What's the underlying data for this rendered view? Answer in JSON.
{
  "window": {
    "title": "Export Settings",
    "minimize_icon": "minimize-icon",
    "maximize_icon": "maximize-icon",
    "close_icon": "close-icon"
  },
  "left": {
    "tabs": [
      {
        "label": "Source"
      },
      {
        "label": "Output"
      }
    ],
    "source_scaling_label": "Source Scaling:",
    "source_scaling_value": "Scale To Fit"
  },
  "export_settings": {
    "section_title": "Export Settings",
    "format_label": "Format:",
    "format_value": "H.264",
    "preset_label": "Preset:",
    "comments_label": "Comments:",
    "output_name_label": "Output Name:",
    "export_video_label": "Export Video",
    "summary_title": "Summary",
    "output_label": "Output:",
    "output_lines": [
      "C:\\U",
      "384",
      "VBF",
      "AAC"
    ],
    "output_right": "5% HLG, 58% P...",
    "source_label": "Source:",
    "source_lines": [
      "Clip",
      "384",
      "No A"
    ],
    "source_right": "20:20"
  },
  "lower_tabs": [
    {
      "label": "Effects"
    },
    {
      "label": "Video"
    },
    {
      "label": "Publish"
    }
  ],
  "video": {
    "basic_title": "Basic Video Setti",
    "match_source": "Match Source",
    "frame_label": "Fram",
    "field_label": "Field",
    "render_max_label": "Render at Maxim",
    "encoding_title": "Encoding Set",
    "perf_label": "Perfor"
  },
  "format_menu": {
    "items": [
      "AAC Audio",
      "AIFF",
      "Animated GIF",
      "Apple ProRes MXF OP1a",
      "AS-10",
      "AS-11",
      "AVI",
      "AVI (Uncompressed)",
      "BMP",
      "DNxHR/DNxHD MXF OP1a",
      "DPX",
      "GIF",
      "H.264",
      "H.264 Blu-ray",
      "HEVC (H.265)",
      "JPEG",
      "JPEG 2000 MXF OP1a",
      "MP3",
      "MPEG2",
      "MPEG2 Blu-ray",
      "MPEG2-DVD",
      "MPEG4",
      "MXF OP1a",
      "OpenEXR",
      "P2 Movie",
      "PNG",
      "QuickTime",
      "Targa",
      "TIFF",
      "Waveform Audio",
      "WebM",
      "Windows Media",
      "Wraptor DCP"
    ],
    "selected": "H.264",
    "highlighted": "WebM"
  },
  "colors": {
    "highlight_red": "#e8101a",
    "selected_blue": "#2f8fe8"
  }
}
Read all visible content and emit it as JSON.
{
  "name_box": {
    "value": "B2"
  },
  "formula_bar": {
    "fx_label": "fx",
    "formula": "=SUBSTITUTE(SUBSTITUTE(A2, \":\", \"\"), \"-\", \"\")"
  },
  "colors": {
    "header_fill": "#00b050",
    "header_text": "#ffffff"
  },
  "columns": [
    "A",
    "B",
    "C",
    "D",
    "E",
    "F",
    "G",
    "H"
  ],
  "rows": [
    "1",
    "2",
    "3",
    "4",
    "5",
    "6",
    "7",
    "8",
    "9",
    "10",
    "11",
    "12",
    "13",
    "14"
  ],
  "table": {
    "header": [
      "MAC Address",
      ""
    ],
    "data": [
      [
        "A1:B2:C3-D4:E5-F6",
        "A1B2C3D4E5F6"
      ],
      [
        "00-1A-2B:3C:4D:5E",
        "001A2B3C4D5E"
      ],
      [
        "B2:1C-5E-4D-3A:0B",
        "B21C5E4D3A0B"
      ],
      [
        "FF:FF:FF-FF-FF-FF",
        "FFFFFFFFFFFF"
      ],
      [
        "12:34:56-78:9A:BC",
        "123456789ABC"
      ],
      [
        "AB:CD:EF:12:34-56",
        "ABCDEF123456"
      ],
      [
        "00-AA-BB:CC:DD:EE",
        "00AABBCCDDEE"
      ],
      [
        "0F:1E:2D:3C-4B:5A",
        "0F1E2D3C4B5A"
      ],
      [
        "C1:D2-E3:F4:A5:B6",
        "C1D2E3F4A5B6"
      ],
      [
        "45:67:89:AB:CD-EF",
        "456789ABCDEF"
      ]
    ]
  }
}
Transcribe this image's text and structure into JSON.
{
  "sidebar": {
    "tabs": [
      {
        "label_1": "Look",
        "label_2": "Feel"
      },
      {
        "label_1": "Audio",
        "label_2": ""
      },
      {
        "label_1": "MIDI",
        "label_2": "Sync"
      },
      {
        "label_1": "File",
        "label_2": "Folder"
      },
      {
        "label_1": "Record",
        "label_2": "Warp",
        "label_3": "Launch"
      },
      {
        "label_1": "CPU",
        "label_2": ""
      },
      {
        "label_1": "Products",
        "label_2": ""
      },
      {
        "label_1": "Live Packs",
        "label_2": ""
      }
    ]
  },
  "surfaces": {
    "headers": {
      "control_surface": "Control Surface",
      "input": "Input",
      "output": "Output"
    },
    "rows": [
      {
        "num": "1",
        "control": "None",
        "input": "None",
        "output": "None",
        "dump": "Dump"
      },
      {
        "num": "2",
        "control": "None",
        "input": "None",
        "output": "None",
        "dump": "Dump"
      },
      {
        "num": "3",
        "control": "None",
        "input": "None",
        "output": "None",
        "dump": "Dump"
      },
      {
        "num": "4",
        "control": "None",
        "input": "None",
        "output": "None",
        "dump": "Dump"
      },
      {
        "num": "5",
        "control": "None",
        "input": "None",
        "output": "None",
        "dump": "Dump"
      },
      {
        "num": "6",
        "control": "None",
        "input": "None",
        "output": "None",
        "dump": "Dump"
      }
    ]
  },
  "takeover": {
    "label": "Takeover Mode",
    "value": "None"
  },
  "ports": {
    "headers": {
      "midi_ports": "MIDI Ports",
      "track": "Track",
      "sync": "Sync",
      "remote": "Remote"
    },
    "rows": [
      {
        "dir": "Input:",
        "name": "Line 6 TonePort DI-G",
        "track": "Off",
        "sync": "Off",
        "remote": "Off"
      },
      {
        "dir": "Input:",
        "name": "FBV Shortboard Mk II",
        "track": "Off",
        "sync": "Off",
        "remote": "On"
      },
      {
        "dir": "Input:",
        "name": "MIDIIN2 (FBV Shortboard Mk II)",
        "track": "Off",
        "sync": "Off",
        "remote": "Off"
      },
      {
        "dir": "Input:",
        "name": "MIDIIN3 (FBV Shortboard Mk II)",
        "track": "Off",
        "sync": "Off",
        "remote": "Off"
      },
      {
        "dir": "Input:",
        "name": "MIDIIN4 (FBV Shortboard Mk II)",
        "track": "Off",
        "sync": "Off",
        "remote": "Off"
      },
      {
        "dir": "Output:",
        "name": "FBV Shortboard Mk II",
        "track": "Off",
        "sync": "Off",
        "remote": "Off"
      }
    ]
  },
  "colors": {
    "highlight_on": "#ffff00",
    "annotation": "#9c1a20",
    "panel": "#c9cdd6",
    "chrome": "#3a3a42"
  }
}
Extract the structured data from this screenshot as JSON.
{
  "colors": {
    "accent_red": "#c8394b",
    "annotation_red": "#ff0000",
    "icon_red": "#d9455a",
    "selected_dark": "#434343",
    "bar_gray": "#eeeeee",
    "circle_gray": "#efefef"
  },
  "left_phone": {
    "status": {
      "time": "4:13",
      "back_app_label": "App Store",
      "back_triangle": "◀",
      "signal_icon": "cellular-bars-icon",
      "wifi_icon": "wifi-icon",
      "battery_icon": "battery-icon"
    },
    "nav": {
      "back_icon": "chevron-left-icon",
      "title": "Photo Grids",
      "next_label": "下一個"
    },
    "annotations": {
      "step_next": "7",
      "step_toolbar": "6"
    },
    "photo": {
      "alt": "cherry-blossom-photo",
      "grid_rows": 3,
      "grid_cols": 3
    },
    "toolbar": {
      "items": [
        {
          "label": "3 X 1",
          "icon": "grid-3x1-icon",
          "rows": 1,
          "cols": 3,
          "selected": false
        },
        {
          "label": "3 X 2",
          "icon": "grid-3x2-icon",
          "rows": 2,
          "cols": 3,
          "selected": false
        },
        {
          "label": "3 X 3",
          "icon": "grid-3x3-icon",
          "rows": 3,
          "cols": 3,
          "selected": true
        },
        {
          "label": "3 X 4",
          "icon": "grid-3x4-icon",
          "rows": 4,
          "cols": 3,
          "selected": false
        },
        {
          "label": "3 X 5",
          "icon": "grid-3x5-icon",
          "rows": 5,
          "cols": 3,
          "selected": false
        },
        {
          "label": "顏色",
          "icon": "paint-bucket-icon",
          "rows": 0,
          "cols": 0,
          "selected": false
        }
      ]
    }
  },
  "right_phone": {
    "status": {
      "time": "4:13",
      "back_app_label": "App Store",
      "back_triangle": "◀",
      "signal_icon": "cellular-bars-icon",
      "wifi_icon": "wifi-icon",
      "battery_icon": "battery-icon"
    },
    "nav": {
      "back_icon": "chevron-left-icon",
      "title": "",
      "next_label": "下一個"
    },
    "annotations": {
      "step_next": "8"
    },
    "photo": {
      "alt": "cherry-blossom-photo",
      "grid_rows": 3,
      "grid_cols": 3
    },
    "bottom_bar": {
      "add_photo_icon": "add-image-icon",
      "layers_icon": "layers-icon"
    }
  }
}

- _Given request_: Search the data above for the word "image", then gather each line in which it appears.

- _Problem solution_:
Transcribe this image's text and structure into JSON.
      "add_photo_icon": "add-image-icon",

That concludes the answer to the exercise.